## start
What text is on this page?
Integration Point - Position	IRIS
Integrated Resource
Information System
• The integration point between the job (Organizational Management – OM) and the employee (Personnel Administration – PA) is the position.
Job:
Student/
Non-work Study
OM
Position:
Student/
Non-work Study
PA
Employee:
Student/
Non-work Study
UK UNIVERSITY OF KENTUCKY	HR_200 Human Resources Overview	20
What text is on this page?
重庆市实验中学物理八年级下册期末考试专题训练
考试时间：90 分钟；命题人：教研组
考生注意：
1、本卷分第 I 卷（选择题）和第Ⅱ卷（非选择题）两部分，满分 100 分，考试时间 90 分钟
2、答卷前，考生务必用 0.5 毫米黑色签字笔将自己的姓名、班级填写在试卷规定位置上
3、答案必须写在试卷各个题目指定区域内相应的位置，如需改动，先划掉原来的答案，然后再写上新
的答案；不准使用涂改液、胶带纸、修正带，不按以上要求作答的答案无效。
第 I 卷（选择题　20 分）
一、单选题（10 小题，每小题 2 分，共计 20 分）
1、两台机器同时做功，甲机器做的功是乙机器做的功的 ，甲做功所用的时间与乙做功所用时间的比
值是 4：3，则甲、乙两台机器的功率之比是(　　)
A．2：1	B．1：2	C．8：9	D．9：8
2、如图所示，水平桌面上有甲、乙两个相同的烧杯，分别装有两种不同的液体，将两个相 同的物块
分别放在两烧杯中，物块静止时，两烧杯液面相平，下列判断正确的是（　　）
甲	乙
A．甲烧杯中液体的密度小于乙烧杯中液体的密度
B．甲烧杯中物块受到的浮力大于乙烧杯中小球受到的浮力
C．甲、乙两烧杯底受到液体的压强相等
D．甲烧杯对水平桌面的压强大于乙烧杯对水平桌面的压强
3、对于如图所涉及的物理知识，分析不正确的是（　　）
## end
■ **WHAT TO DO**: Return all of the above records exactly, leaving no line out.

■ **FULL ANSWER**:
What text is on this page?
Integration Point - Position	IRIS
Integrated Resource
Information System
• The integration point between the job (Organizational Management – OM) and the employee (Personnel Administration – PA) is the position.
Job:
Student/
Non-work Study
OM
Position:
Student/
Non-work Study
PA
Employee:
Student/
Non-work Study
UK UNIVERSITY OF KENTUCKY	HR_200 Human Resources Overview	20
What text is on this page?
重庆市实验中学物理八年级下册期末考试专题训练
考试时间：90 分钟；命题人：教研组
考生注意：
1、本卷分第 I 卷（选择题）和第Ⅱ卷（非选择题）两部分，满分 100 分，考试时间 90 分钟
2、答卷前，考生务必用 0.5 毫米黑色签字笔将自己的姓名、班级填写在试卷规定位置上
3、答案必须写在试卷各个题目指定区域内相应的位置，如需改动，先划掉原来的答案，然后再写上新
的答案；不准使用涂改液、胶带纸、修正带，不按以上要求作答的答案无效。
第 I 卷（选择题　20 分）
一、单选题（10 小题，每小题 2 分，共计 20 分）
1、两台机器同时做功，甲机器做的功是乙机器做的功的 ，甲做功所用的时间与乙做功所用时间的比
值是 4：3，则甲、乙两台机器的功率之比是(　　)
A．2：1	B．1：2	C．8：9	D．9：8
2、如图所示，水平桌面上有甲、乙两个相同的烧杯，分别装有两种不同的液体，将两个相 同的物块
分别放在两烧杯中，物块静止时，两烧杯液面相平，下列判断正确的是（　　）
甲	乙
A．甲烧杯中液体的密度小于乙烧杯中液体的密度
B．甲烧杯中物块受到的浮力大于乙烧杯中小球受到的浮力
C．甲、乙两烧杯底受到液体的压强相等
D．甲烧杯对水平桌面的压强大于乙烧杯对水平桌面的压强
3、对于如图所涉及的物理知识，分析不正确的是（　　）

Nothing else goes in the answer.